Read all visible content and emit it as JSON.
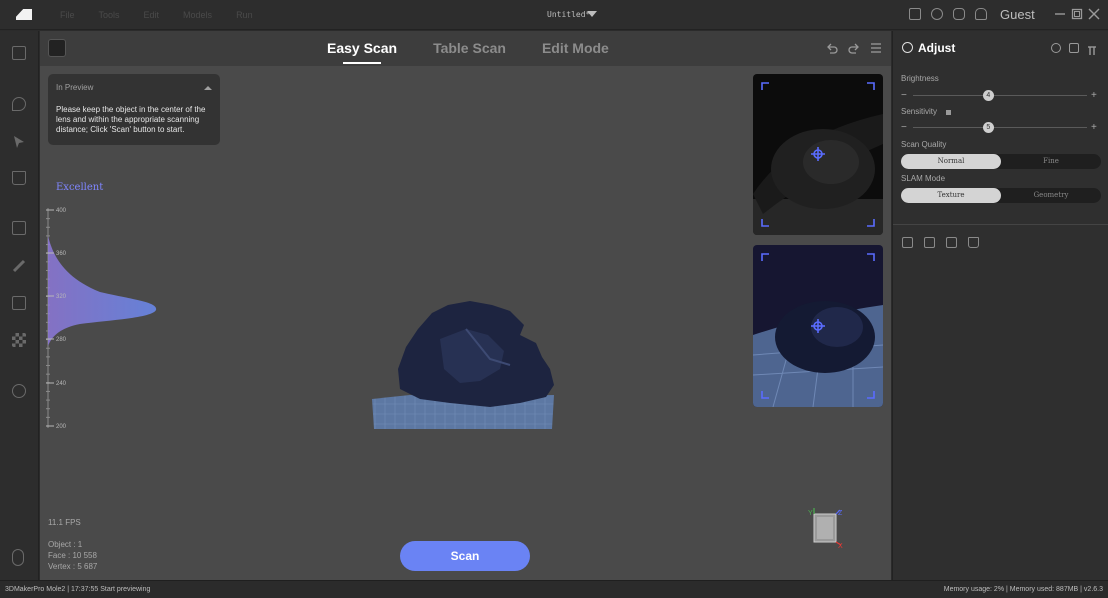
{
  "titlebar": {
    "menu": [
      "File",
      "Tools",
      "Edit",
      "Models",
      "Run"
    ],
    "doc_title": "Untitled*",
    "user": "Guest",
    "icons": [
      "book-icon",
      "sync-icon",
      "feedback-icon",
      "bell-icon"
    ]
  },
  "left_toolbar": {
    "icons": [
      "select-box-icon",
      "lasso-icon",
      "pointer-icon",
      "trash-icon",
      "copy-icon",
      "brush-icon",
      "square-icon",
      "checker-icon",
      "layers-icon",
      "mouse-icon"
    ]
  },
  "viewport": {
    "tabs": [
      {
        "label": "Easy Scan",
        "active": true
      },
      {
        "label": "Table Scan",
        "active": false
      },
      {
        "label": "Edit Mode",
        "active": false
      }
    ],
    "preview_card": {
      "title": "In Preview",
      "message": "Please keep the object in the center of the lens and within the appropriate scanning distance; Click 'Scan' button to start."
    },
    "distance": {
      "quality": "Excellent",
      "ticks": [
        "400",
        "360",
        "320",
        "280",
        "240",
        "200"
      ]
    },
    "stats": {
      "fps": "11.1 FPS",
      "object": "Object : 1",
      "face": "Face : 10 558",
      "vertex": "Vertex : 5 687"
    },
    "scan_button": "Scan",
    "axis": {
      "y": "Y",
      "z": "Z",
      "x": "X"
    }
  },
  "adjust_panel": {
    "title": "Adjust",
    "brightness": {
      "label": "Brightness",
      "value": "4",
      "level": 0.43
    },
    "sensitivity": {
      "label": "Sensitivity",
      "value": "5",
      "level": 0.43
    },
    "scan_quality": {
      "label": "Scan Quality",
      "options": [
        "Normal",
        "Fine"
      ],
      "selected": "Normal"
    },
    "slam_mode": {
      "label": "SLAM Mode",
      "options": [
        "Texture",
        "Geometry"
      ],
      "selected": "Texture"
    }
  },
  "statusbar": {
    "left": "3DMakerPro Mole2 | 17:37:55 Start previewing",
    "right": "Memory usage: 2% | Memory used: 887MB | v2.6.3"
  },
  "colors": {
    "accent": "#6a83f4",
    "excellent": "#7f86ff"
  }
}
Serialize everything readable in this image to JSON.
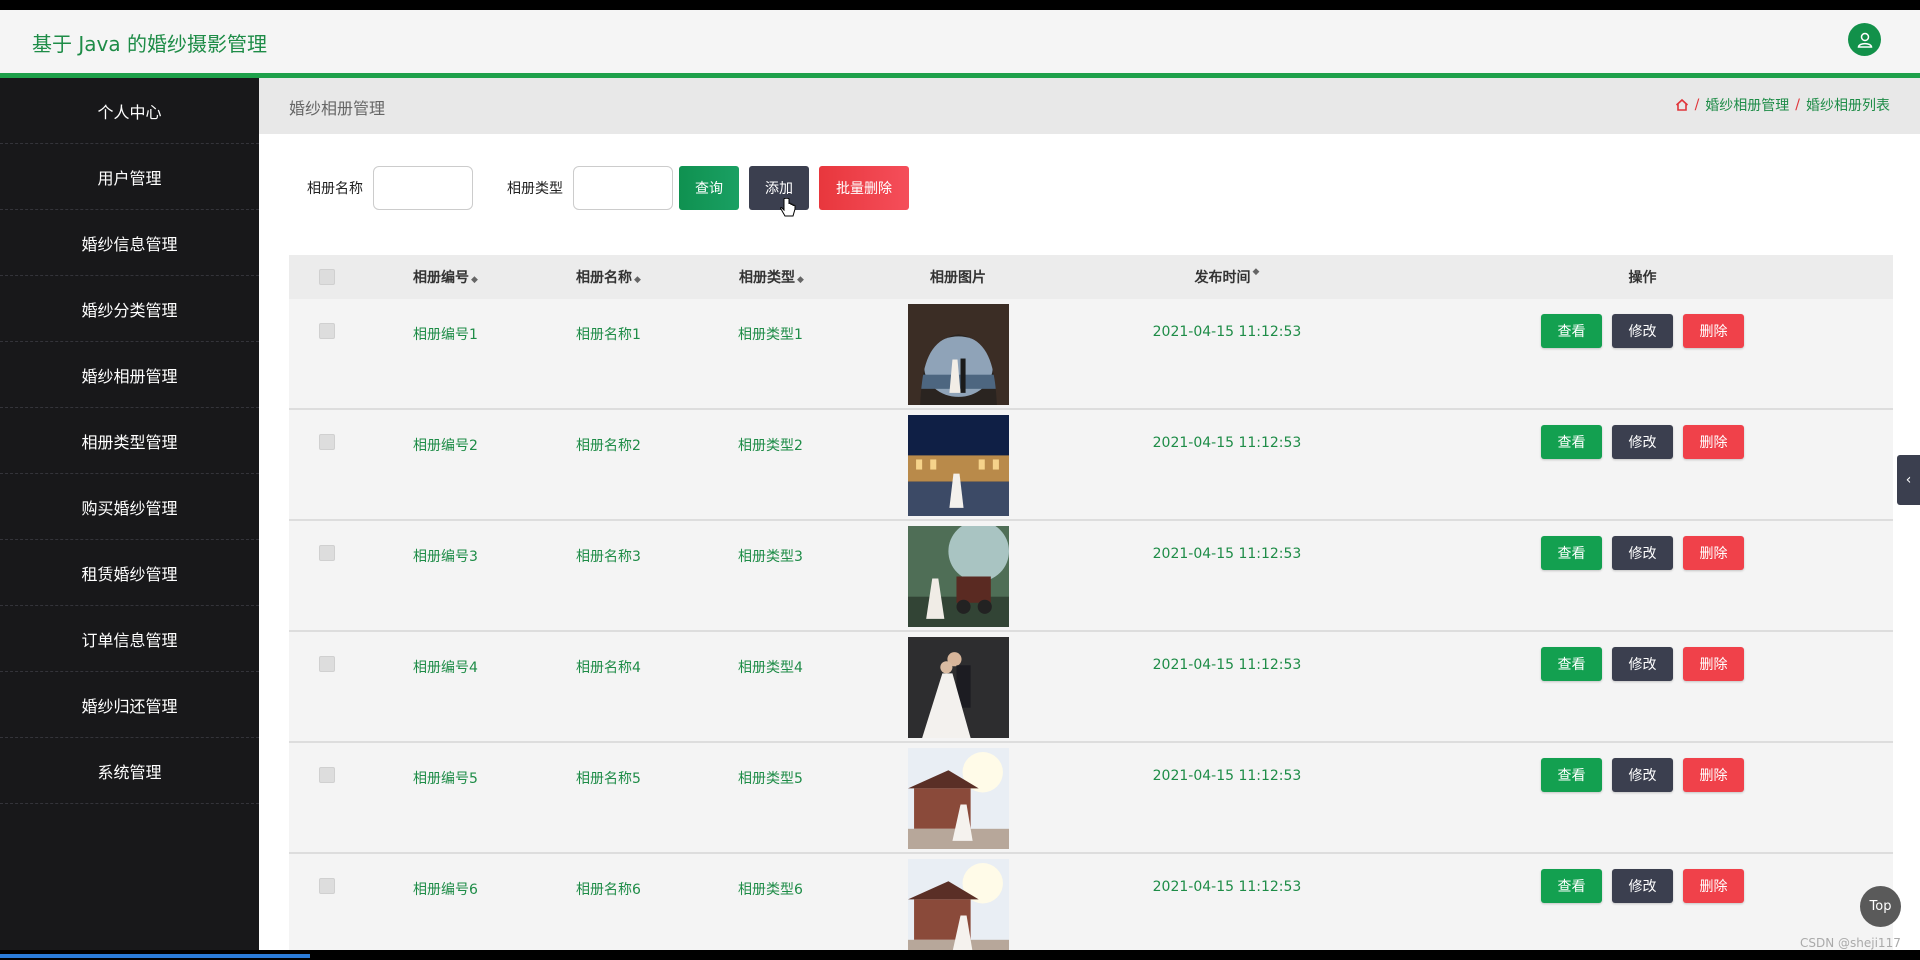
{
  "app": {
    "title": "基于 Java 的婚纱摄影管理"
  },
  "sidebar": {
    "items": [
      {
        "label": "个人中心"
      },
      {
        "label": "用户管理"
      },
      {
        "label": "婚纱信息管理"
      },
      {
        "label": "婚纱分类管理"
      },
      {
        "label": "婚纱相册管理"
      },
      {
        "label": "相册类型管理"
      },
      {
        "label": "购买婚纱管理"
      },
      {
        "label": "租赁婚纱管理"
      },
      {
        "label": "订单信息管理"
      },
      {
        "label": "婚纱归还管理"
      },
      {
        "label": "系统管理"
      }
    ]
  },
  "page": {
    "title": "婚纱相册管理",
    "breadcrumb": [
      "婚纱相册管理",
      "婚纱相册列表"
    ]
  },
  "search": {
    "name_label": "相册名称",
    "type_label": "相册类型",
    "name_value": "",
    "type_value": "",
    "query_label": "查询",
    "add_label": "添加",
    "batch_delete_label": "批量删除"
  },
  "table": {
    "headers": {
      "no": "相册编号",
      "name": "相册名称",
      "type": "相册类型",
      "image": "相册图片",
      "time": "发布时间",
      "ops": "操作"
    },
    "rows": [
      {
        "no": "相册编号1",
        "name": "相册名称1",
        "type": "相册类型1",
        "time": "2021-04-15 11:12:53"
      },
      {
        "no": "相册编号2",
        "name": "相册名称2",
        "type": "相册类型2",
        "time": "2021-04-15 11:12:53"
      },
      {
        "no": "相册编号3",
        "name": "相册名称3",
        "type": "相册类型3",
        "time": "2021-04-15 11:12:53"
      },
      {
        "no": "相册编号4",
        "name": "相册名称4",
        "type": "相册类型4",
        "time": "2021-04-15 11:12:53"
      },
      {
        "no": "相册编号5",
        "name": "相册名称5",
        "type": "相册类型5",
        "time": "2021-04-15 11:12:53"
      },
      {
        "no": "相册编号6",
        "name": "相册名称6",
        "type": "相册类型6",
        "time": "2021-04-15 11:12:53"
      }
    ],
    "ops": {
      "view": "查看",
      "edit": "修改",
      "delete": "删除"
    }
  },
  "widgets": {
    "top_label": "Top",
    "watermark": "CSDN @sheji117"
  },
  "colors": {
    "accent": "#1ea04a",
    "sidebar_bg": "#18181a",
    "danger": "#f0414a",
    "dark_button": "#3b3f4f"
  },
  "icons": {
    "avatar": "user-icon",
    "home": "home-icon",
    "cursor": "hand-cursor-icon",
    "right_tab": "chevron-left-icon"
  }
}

----------

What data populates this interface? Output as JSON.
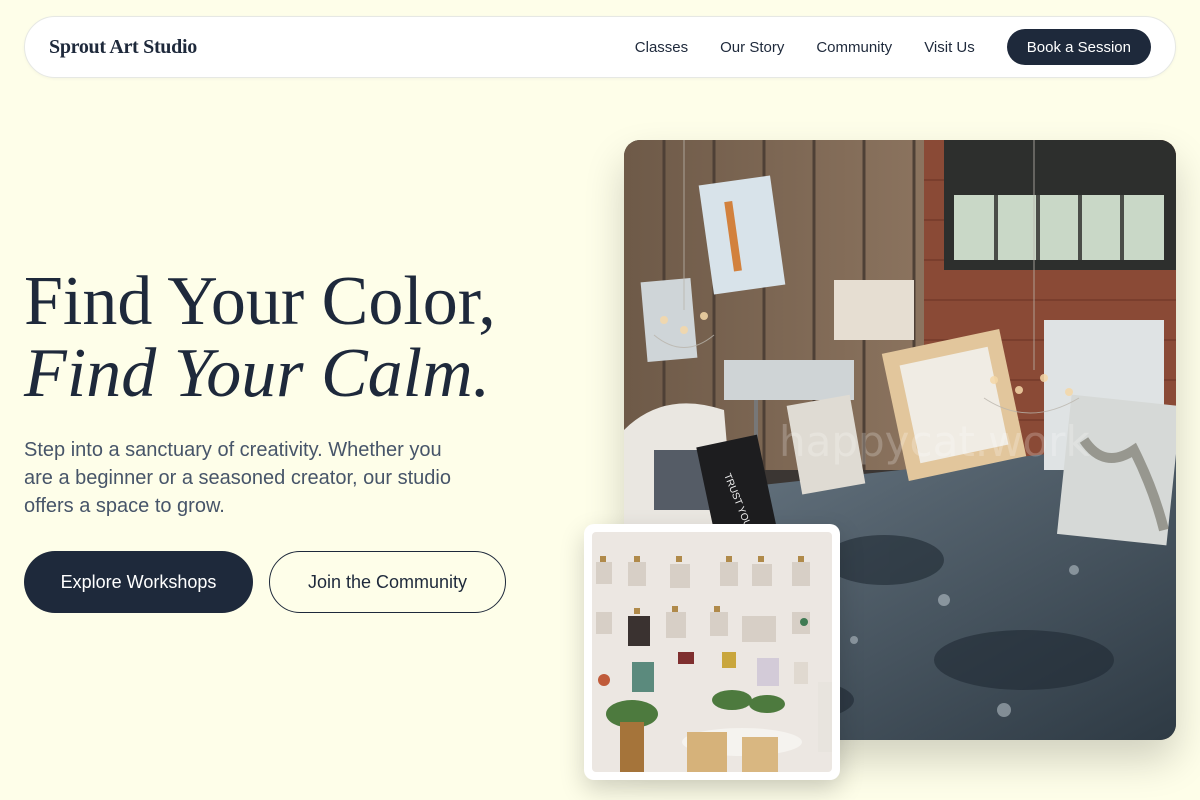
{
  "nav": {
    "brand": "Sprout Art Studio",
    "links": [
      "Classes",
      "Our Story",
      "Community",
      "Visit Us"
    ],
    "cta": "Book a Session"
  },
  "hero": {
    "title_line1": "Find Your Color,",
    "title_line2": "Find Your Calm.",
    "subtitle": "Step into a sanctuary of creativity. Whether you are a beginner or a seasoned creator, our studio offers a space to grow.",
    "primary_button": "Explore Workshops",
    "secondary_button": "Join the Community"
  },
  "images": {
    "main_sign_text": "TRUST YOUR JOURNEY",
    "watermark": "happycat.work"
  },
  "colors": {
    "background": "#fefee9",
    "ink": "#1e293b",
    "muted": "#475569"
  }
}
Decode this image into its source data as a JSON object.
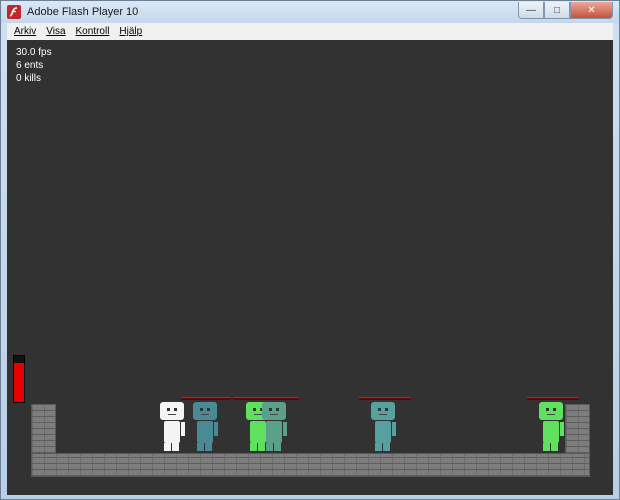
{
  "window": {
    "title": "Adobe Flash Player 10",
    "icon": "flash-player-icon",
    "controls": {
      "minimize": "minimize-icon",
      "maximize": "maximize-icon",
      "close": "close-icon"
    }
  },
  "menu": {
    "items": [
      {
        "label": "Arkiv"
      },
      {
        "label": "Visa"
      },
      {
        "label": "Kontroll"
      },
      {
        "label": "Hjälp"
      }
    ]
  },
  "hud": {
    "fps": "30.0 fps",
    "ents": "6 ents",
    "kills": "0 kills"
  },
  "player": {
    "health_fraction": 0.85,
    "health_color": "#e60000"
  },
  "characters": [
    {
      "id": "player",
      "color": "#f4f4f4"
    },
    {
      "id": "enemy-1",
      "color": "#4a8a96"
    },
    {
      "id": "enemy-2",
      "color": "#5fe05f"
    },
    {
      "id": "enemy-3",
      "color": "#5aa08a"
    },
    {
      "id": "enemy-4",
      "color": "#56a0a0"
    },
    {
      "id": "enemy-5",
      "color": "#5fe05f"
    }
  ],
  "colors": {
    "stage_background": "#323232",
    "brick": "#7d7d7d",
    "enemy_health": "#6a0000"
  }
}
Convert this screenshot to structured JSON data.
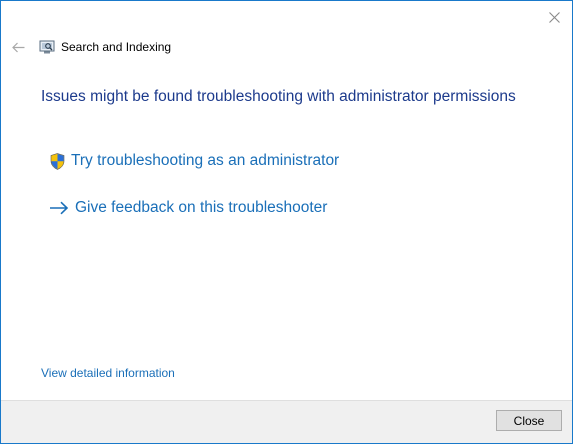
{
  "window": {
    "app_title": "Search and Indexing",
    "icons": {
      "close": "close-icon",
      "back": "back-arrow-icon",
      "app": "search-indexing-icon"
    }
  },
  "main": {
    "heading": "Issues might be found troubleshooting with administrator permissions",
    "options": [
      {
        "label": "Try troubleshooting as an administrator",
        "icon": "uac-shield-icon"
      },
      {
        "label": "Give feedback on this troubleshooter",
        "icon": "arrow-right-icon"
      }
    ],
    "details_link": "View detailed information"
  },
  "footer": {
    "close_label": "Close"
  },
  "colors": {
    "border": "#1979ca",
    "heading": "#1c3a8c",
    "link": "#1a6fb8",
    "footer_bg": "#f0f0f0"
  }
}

----------

• What you will do
A number is the only answer here: how many lines of the material above contain "heading"?

• Task answer
2